## Start

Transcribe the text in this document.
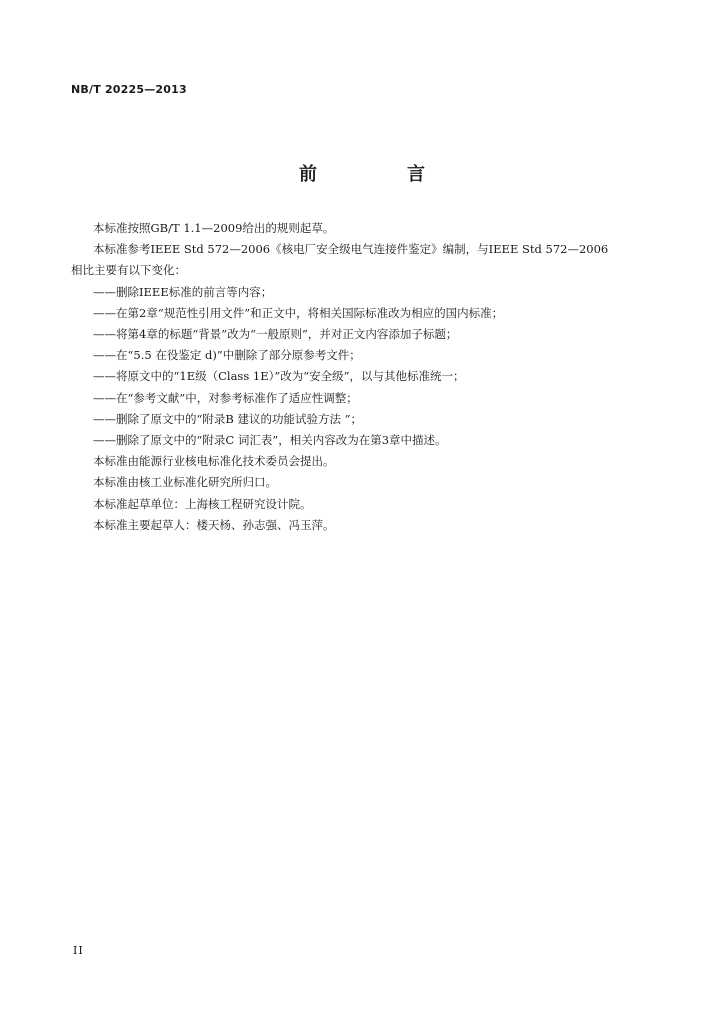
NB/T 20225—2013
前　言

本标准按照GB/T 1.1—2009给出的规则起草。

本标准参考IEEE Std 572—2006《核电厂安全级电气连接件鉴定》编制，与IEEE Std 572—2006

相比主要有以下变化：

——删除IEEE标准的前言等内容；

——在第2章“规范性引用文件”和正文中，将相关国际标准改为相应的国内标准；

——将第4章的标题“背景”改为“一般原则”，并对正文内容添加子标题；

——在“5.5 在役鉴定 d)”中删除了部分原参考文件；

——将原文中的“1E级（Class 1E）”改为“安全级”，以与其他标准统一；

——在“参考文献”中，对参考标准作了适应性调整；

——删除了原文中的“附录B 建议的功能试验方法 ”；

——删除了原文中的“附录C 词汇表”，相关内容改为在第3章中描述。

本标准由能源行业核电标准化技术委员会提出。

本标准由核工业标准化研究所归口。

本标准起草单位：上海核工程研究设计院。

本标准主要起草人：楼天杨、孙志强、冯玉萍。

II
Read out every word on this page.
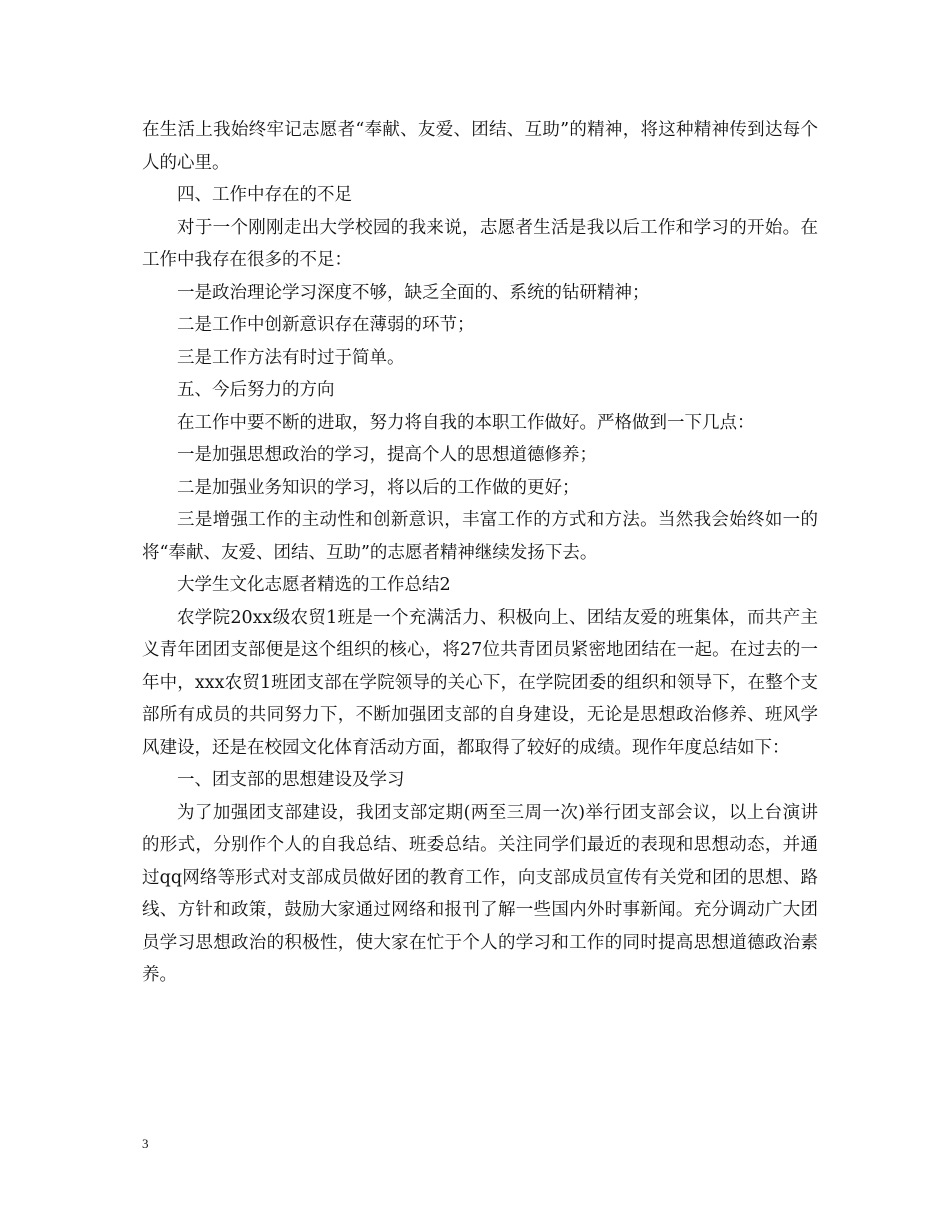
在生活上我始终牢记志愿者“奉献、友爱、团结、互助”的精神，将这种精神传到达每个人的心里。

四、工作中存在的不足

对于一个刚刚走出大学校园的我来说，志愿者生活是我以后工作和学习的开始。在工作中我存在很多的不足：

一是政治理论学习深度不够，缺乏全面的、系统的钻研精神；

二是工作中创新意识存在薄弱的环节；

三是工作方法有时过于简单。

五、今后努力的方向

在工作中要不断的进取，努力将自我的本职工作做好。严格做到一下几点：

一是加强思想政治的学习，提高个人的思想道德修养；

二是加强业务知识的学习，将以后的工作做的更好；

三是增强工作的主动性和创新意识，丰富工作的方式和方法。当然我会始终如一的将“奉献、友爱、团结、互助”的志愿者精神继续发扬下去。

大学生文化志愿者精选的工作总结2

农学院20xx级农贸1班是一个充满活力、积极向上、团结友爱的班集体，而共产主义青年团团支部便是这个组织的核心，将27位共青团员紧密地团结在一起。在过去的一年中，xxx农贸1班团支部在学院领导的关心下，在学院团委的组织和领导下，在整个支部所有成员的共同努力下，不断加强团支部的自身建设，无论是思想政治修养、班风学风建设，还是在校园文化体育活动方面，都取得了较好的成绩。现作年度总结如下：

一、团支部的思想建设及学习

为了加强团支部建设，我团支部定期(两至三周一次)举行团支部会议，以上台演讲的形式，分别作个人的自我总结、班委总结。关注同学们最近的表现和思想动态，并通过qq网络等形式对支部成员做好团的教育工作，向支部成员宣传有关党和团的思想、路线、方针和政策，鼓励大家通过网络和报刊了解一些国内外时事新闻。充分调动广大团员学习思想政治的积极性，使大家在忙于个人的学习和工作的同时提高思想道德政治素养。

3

## End

** PROBLEM TO WORK ON **
Write out each line of the data exactly; the images should be left out.

** SOLVED PROBLEM **
Transcribe the text in this document.
NB/T 20225—2013
前　言

本标准按照GB/T 1.1—2009给出的规则起草。

本标准参考IEEE Std 572—2006《核电厂安全级电气连接件鉴定》编制，与IEEE Std 572—2006

相比主要有以下变化：

——删除IEEE标准的前言等内容；

——在第2章“规范性引用文件”和正文中，将相关国际标准改为相应的国内标准；

——将第4章的标题“背景”改为“一般原则”，并对正文内容添加子标题；

——在“5.5 在役鉴定 d)”中删除了部分原参考文件；

——将原文中的“1E级（Class 1E）”改为“安全级”，以与其他标准统一；

——在“参考文献”中，对参考标准作了适应性调整；

——删除了原文中的“附录B 建议的功能试验方法 ”；

——删除了原文中的“附录C 词汇表”，相关内容改为在第3章中描述。

本标准由能源行业核电标准化技术委员会提出。

本标准由核工业标准化研究所归口。

本标准起草单位：上海核工程研究设计院。

本标准主要起草人：楼天杨、孙志强、冯玉萍。

II
Read out every word on this page.
在生活上我始终牢记志愿者“奉献、友爱、团结、互助”的精神，将这种精神传到达每个人的心里。

四、工作中存在的不足

对于一个刚刚走出大学校园的我来说，志愿者生活是我以后工作和学习的开始。在工作中我存在很多的不足：

一是政治理论学习深度不够，缺乏全面的、系统的钻研精神；

二是工作中创新意识存在薄弱的环节；

三是工作方法有时过于简单。

五、今后努力的方向

在工作中要不断的进取，努力将自我的本职工作做好。严格做到一下几点：

一是加强思想政治的学习，提高个人的思想道德修养；

二是加强业务知识的学习，将以后的工作做的更好；

三是增强工作的主动性和创新意识，丰富工作的方式和方法。当然我会始终如一的将“奉献、友爱、团结、互助”的志愿者精神继续发扬下去。

大学生文化志愿者精选的工作总结2

农学院20xx级农贸1班是一个充满活力、积极向上、团结友爱的班集体，而共产主义青年团团支部便是这个组织的核心，将27位共青团员紧密地团结在一起。在过去的一年中，xxx农贸1班团支部在学院领导的关心下，在学院团委的组织和领导下，在整个支部所有成员的共同努力下，不断加强团支部的自身建设，无论是思想政治修养、班风学风建设，还是在校园文化体育活动方面，都取得了较好的成绩。现作年度总结如下：

一、团支部的思想建设及学习

为了加强团支部建设，我团支部定期(两至三周一次)举行团支部会议，以上台演讲的形式，分别作个人的自我总结、班委总结。关注同学们最近的表现和思想动态，并通过qq网络等形式对支部成员做好团的教育工作，向支部成员宣传有关党和团的思想、路线、方针和政策，鼓励大家通过网络和报刊了解一些国内外时事新闻。充分调动广大团员学习思想政治的积极性，使大家在忙于个人的学习和工作的同时提高思想道德政治素养。

3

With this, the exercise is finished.